### Provided records

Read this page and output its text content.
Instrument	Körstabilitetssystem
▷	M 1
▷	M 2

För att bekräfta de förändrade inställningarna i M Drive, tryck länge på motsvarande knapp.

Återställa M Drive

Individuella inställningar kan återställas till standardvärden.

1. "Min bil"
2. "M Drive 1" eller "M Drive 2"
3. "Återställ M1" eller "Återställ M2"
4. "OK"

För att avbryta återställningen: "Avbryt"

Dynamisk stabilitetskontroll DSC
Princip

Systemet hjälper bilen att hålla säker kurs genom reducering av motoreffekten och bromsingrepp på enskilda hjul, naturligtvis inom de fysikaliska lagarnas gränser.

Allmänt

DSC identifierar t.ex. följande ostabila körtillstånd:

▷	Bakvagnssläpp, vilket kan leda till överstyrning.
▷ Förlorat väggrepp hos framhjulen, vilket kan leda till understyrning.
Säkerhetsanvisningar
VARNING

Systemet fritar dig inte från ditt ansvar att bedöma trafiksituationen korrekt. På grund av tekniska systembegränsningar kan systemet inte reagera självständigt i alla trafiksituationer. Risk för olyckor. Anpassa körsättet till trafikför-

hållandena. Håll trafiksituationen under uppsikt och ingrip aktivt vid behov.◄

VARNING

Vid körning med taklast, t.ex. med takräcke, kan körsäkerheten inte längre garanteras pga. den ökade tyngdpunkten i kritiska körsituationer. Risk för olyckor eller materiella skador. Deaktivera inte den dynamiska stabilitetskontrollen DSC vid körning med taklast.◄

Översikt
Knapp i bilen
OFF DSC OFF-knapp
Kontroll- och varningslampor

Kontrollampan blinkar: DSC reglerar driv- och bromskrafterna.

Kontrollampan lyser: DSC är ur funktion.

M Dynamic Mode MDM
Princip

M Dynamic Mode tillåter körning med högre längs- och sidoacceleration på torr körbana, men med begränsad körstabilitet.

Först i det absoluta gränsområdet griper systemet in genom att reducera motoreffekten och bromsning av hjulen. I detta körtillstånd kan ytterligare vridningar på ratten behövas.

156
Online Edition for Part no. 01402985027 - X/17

######

• Problem statement: Your job here is to copy the entries above exactly.

• Response:
Read this page and output its text content.
Instrument	Körstabilitetssystem
▷	M 1
▷	M 2

För att bekräfta de förändrade inställningarna i M Drive, tryck länge på motsvarande knapp.

Återställa M Drive

Individuella inställningar kan återställas till standardvärden.

1. "Min bil"
2. "M Drive 1" eller "M Drive 2"
3. "Återställ M1" eller "Återställ M2"
4. "OK"

För att avbryta återställningen: "Avbryt"

Dynamisk stabilitetskontroll DSC
Princip

Systemet hjälper bilen att hålla säker kurs genom reducering av motoreffekten och bromsingrepp på enskilda hjul, naturligtvis inom de fysikaliska lagarnas gränser.

Allmänt

DSC identifierar t.ex. följande ostabila körtillstånd:

▷	Bakvagnssläpp, vilket kan leda till överstyrning.
▷ Förlorat väggrepp hos framhjulen, vilket kan leda till understyrning.
Säkerhetsanvisningar
VARNING

Systemet fritar dig inte från ditt ansvar att bedöma trafiksituationen korrekt. På grund av tekniska systembegränsningar kan systemet inte reagera självständigt i alla trafiksituationer. Risk för olyckor. Anpassa körsättet till trafikför-

hållandena. Håll trafiksituationen under uppsikt och ingrip aktivt vid behov.◄

VARNING

Vid körning med taklast, t.ex. med takräcke, kan körsäkerheten inte längre garanteras pga. den ökade tyngdpunkten i kritiska körsituationer. Risk för olyckor eller materiella skador. Deaktivera inte den dynamiska stabilitetskontrollen DSC vid körning med taklast.◄

Översikt
Knapp i bilen
OFF DSC OFF-knapp
Kontroll- och varningslampor

Kontrollampan blinkar: DSC reglerar driv- och bromskrafterna.

Kontrollampan lyser: DSC är ur funktion.

M Dynamic Mode MDM
Princip

M Dynamic Mode tillåter körning med högre längs- och sidoacceleration på torr körbana, men med begränsad körstabilitet.

Först i det absoluta gränsområdet griper systemet in genom att reducera motoreffekten och bromsning av hjulen. I detta körtillstånd kan ytterligare vridningar på ratten behövas.

156
Online Edition for Part no. 01402985027 - X/17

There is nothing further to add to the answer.